* _To do_
Reply with one number: the count of lines in the listing that contain the string "Комісія".

* * *

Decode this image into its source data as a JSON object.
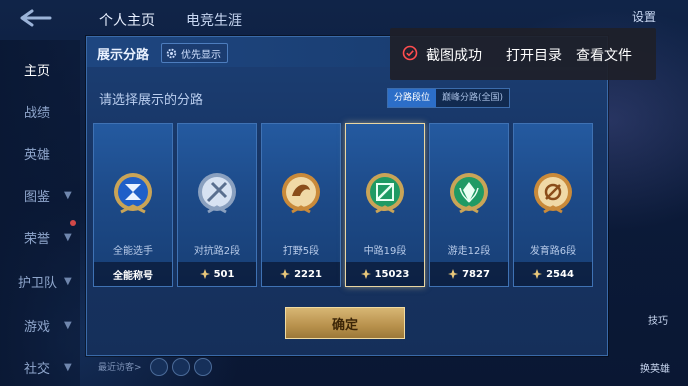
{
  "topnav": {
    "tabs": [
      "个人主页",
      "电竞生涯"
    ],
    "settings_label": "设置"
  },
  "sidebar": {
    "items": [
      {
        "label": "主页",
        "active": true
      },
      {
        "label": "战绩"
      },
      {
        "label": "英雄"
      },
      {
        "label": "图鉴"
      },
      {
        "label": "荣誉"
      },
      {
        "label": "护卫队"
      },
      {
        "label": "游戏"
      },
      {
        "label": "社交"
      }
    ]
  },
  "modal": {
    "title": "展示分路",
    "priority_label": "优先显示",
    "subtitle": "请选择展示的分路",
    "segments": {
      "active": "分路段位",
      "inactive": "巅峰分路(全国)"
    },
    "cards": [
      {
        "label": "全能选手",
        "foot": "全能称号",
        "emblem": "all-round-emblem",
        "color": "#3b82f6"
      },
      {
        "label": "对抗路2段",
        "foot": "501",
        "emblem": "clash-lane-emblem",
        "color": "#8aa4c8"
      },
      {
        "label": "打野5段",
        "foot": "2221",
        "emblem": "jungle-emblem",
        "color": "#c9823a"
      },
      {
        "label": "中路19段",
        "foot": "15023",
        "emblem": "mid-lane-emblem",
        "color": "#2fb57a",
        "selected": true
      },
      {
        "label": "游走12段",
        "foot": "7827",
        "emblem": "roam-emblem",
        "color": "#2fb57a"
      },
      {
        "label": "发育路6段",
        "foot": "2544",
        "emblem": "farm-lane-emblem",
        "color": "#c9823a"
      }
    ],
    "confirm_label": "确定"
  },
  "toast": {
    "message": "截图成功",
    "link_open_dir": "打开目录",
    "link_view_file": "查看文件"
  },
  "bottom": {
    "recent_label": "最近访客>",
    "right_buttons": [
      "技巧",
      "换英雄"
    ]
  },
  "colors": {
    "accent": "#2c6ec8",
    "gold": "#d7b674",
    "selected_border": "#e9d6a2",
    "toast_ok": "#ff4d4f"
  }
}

* * *

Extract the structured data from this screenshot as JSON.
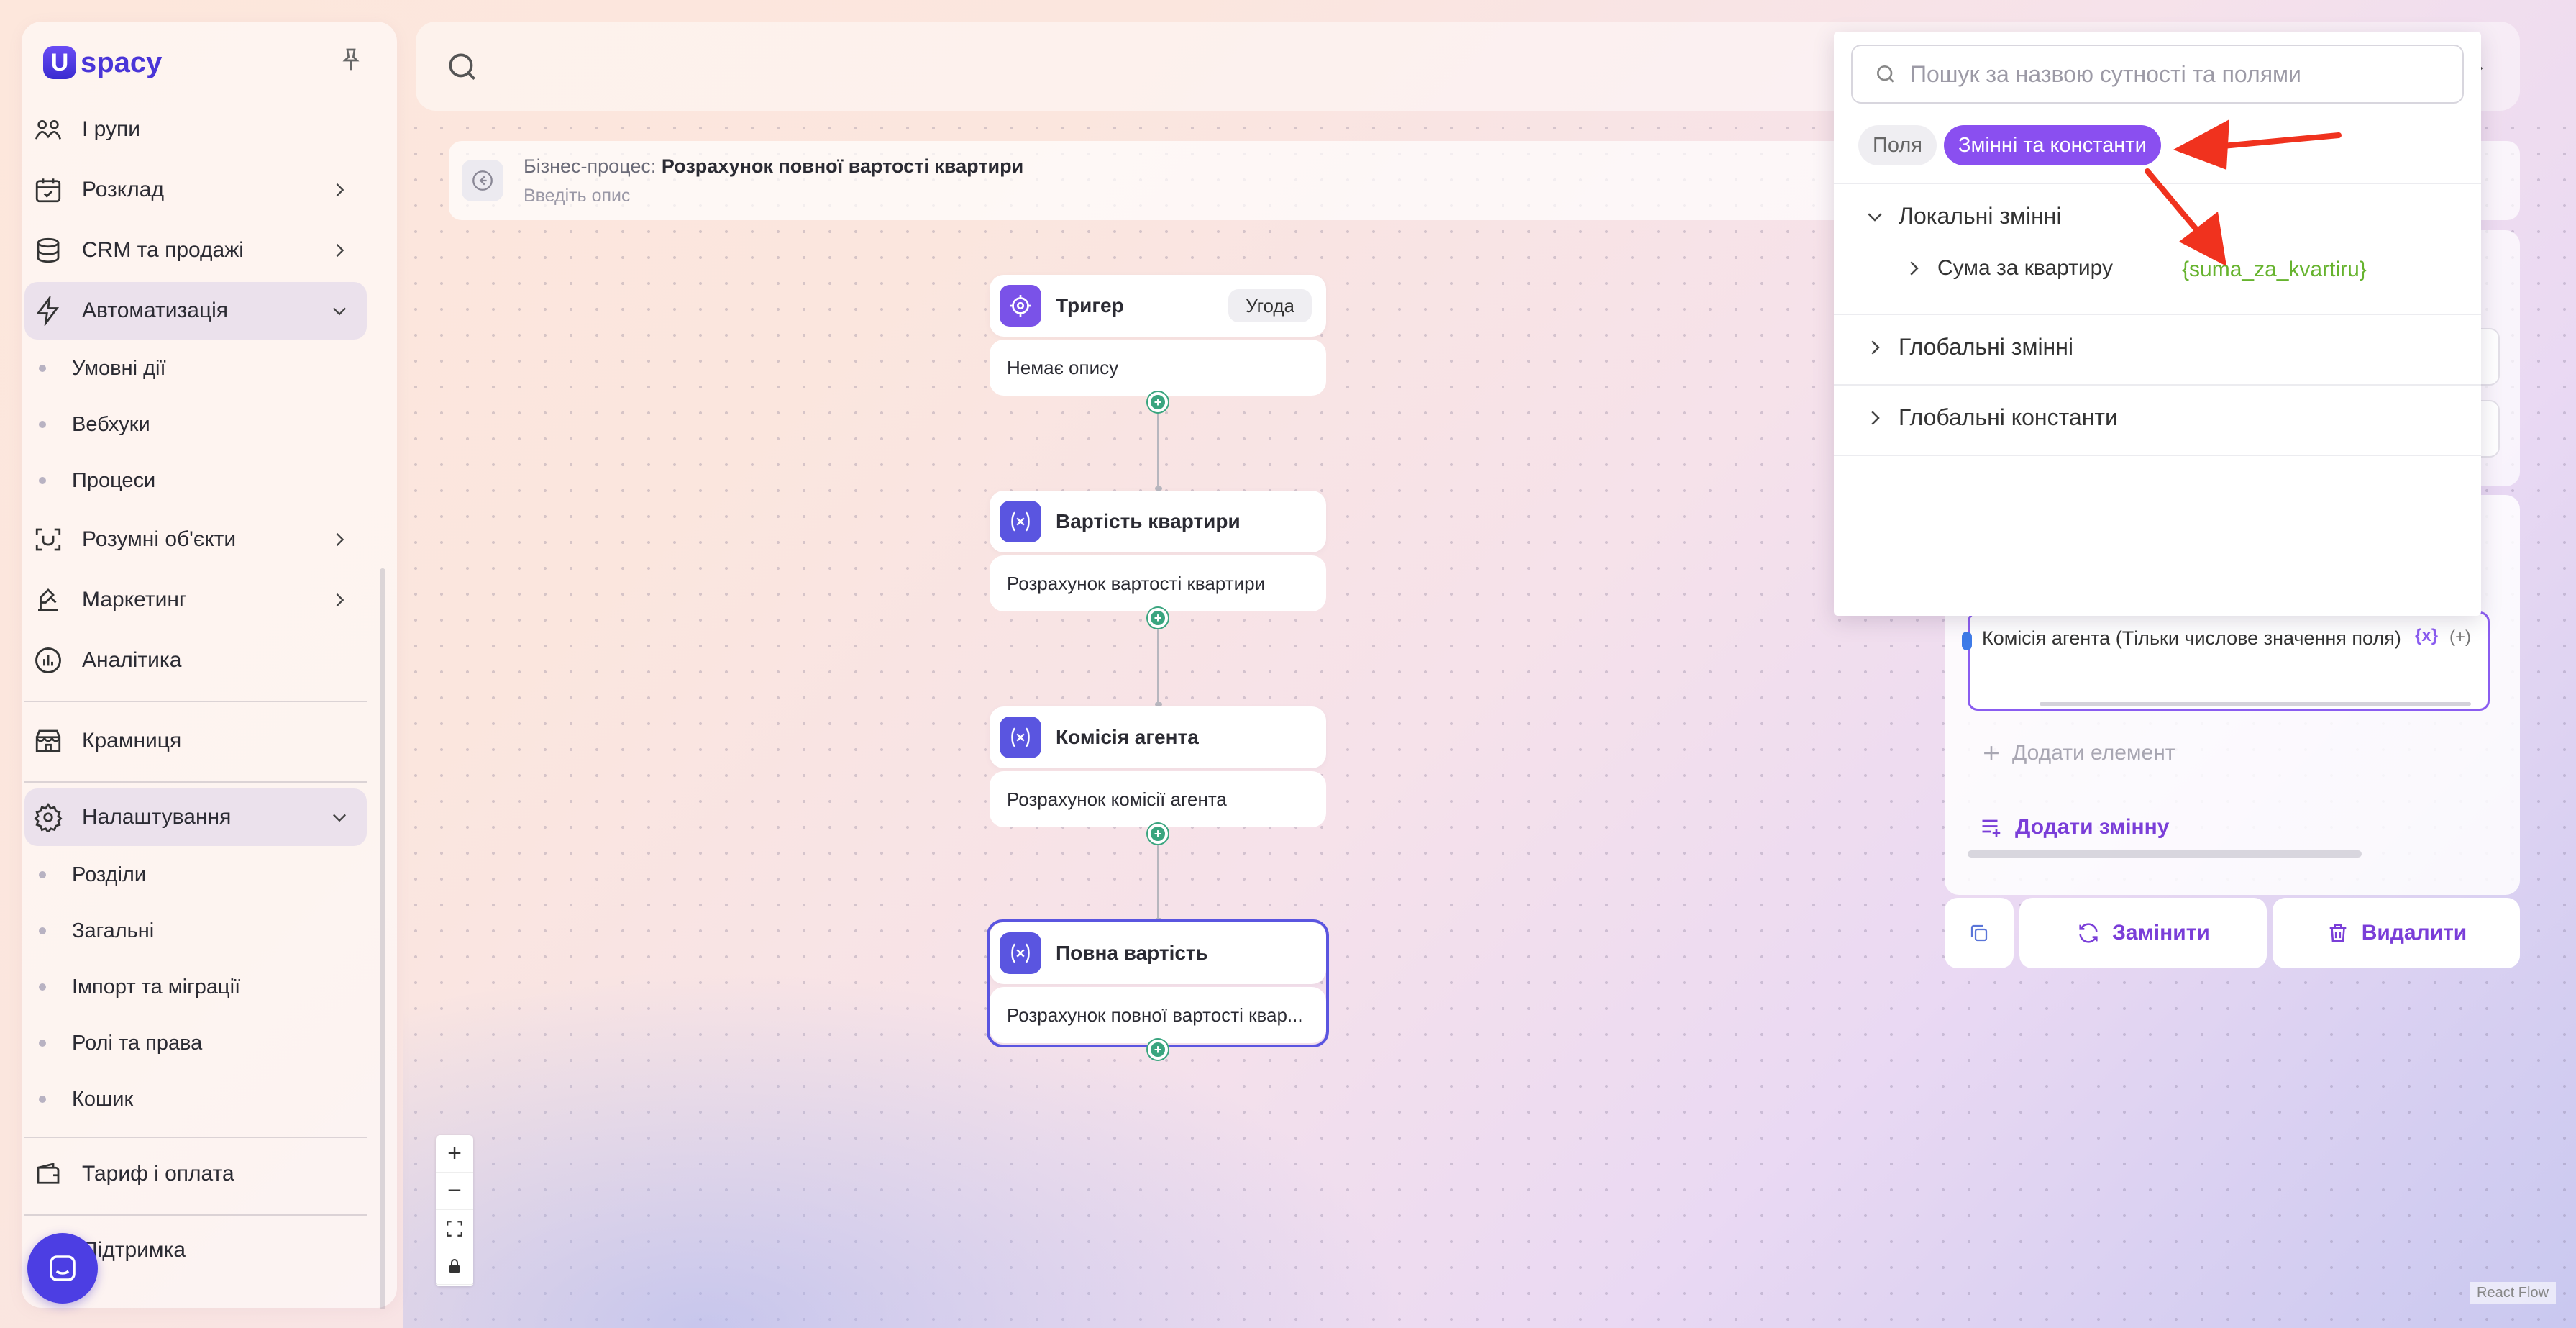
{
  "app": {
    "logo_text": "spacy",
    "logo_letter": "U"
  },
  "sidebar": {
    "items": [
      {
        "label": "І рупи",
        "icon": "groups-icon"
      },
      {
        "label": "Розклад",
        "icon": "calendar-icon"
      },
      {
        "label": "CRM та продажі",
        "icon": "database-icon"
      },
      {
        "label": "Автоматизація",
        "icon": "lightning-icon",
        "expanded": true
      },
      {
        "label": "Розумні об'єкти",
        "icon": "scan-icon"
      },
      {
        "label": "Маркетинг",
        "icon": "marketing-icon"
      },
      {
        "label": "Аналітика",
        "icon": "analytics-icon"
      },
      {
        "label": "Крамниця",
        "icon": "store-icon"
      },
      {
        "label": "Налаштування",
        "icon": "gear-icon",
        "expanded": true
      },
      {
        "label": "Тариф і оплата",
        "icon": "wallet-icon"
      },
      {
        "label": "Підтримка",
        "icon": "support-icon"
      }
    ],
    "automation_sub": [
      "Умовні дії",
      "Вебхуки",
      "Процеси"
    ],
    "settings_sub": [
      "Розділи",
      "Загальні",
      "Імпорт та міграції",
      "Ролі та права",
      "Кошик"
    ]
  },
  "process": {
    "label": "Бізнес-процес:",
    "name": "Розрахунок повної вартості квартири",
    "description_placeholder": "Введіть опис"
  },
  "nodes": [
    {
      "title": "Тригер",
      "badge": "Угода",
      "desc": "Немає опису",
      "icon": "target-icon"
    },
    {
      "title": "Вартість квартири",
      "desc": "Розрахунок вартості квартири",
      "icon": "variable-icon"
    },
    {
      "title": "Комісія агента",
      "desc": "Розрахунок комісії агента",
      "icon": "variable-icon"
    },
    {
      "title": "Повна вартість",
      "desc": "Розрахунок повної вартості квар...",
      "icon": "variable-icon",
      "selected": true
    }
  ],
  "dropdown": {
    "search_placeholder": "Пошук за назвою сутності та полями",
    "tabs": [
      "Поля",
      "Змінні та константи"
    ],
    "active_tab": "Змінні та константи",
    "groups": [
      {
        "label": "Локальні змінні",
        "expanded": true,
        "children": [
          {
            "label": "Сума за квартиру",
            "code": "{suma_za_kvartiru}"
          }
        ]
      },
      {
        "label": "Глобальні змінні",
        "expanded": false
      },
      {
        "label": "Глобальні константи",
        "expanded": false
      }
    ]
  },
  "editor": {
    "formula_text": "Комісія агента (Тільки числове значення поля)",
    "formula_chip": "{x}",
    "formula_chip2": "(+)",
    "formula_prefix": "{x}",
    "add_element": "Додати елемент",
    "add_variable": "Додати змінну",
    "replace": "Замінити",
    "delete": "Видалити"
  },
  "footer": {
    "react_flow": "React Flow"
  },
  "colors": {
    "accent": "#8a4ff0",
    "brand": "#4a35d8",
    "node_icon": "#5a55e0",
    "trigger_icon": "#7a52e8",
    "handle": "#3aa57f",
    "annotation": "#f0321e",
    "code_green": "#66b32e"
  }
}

* * *

* _Solved problem_
2